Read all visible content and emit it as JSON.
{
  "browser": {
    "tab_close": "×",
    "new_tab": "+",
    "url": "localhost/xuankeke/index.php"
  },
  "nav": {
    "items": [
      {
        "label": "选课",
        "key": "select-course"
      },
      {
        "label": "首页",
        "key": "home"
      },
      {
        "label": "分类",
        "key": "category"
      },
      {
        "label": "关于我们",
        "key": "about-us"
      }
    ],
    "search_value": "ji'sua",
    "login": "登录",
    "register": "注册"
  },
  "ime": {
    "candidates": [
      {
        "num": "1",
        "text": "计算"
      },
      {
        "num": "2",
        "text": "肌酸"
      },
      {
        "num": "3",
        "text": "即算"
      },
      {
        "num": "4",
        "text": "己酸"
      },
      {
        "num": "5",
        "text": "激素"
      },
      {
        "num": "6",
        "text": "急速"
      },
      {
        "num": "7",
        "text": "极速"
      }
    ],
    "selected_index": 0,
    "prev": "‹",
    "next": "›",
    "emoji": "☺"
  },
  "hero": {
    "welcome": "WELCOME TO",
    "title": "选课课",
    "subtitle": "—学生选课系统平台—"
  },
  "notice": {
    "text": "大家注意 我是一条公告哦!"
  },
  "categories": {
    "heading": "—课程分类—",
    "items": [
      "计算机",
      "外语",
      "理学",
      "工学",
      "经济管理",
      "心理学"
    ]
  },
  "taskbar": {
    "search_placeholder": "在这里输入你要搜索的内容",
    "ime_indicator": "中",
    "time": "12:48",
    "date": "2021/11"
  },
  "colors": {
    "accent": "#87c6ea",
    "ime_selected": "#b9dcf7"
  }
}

☆ ☆ ☆

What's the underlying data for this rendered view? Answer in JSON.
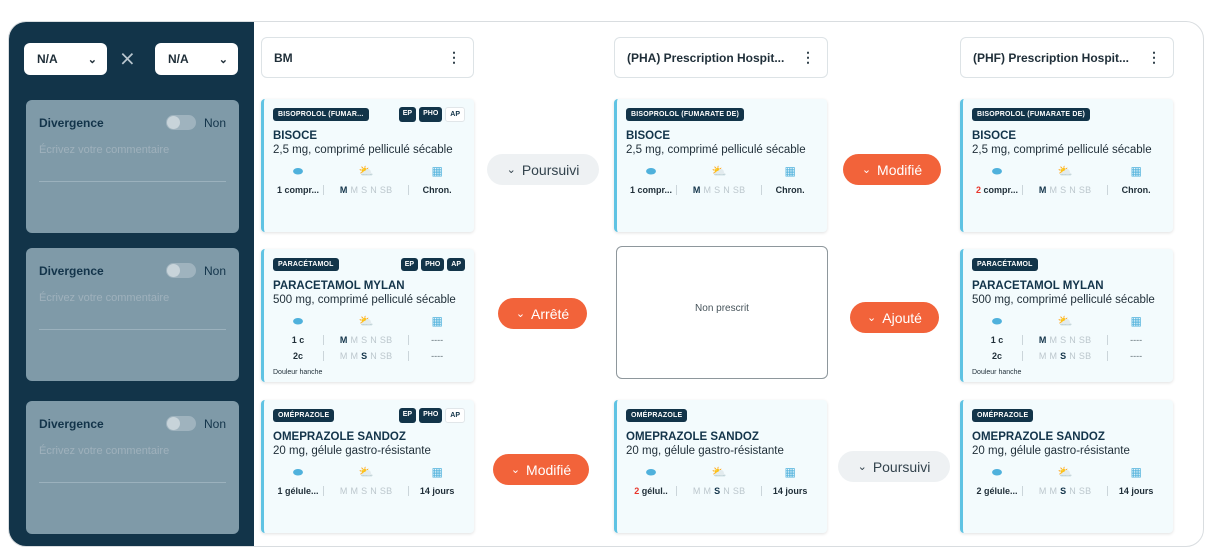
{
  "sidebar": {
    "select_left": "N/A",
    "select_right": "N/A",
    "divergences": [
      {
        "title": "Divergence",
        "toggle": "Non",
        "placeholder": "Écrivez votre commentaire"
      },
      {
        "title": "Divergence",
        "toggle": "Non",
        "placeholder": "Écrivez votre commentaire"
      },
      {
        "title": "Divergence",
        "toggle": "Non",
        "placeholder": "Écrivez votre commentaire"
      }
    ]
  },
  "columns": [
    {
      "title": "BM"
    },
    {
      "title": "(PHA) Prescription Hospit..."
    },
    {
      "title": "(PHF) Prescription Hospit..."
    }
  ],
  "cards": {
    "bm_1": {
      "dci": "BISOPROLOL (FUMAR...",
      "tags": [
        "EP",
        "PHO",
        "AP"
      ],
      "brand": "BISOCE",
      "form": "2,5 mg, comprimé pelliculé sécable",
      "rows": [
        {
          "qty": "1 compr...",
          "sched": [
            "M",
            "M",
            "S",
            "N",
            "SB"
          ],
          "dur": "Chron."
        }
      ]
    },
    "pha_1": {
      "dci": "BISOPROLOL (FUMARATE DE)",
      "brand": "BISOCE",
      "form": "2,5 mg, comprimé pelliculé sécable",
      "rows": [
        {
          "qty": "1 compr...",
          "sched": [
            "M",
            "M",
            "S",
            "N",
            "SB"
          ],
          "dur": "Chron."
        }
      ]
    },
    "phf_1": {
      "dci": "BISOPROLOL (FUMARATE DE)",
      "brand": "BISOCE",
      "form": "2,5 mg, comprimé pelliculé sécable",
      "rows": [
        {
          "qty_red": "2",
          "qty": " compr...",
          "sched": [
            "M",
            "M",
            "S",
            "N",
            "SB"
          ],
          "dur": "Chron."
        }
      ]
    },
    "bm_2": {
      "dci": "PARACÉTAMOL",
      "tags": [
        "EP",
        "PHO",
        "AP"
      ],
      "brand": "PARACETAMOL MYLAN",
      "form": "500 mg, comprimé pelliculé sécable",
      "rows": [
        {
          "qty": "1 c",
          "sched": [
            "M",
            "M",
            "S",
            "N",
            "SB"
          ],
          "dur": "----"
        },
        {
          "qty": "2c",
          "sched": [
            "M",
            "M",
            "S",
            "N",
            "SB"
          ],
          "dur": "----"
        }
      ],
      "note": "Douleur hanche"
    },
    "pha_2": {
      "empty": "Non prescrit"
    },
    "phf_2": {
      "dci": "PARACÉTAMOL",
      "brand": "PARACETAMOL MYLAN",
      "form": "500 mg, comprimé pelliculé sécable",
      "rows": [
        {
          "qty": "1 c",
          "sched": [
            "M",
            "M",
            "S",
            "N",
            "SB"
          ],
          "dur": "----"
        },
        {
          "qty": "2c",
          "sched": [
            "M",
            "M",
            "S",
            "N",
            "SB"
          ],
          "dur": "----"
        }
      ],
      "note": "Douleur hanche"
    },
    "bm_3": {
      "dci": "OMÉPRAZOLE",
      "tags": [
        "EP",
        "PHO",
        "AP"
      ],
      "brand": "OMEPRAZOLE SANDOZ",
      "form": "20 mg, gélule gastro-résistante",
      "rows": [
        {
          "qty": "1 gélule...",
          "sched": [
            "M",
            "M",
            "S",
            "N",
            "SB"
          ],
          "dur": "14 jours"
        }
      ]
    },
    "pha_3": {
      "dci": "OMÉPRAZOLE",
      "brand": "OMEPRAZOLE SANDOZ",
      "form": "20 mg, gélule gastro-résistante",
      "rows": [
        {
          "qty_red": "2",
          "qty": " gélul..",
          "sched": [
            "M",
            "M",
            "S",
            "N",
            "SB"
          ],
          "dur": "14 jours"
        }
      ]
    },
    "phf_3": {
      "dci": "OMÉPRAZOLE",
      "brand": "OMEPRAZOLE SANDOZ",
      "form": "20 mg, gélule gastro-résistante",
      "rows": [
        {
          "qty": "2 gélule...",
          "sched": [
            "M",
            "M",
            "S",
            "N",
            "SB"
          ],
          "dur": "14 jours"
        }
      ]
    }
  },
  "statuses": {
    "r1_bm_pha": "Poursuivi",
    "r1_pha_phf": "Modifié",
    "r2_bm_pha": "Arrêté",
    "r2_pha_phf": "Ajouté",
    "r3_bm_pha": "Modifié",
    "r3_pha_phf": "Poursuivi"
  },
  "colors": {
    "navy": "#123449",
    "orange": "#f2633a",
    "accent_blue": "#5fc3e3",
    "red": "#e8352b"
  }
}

☆ ☆ ☆

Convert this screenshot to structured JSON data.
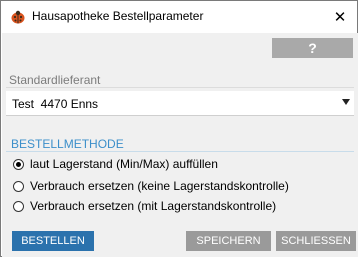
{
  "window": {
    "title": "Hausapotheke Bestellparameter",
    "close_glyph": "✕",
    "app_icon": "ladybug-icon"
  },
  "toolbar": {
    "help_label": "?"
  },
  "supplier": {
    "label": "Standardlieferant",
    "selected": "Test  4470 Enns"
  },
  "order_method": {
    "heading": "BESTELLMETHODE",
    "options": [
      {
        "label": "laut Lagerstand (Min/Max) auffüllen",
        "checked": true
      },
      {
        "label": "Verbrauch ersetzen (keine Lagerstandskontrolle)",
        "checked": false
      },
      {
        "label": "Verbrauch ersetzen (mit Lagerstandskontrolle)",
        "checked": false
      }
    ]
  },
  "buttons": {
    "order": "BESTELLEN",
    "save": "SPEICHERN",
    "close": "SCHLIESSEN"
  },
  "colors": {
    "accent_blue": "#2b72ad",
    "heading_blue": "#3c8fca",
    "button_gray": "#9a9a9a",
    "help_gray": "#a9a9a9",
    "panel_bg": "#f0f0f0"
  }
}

☆ ☆ ☆

## Problem requirements
Across the entries above, how many lines contain "Hospit"? Provide only the count.

## Answer to this problem
2